The input:

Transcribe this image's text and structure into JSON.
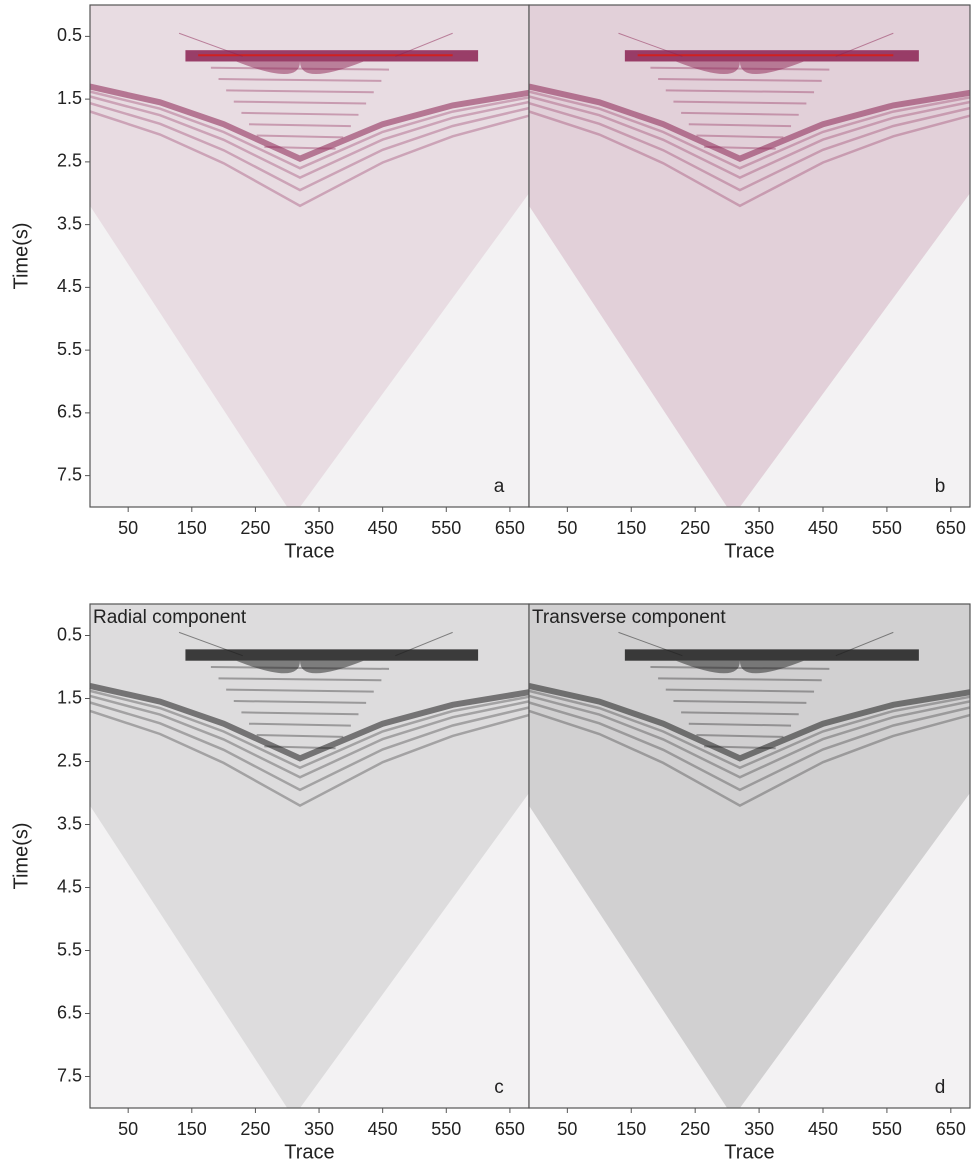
{
  "chart_data": [
    {
      "type": "seismic",
      "panel_label": "a",
      "xlabel": "Trace",
      "ylabel": "Time(s)",
      "color": "#8b2252",
      "xlim": [
        -10,
        680
      ],
      "xticks": [
        50,
        150,
        250,
        350,
        450,
        550,
        650
      ],
      "ylim": [
        0,
        8
      ],
      "yticks": [
        0.5,
        1.5,
        2.5,
        3.5,
        4.5,
        5.5,
        6.5,
        7.5
      ],
      "y_inverted": true
    },
    {
      "type": "seismic",
      "panel_label": "b",
      "xlabel": "Trace",
      "color": "#8b2252",
      "xlim": [
        -10,
        680
      ],
      "xticks": [
        50,
        150,
        250,
        350,
        450,
        550,
        650
      ],
      "ylim": [
        0,
        8
      ],
      "y_inverted": true
    },
    {
      "type": "seismic",
      "panel_label": "c",
      "title": "Radial component",
      "xlabel": "Trace",
      "ylabel": "Time(s)",
      "color": "#1e1e1e",
      "xlim": [
        -10,
        680
      ],
      "xticks": [
        50,
        150,
        250,
        350,
        450,
        550,
        650
      ],
      "ylim": [
        0,
        8
      ],
      "yticks": [
        0.5,
        1.5,
        2.5,
        3.5,
        4.5,
        5.5,
        6.5,
        7.5
      ],
      "y_inverted": true
    },
    {
      "type": "seismic",
      "panel_label": "d",
      "title": "Transverse component",
      "xlabel": "Trace",
      "color": "#1e1e1e",
      "xlim": [
        -10,
        680
      ],
      "xticks": [
        50,
        150,
        250,
        350,
        450,
        550,
        650
      ],
      "ylim": [
        0,
        8
      ],
      "y_inverted": true
    }
  ]
}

Exercise objective:
Above are the records; copy every line in them that holds the word "title".

Response:
      "title": "Radial component",
      "title": "Transverse component",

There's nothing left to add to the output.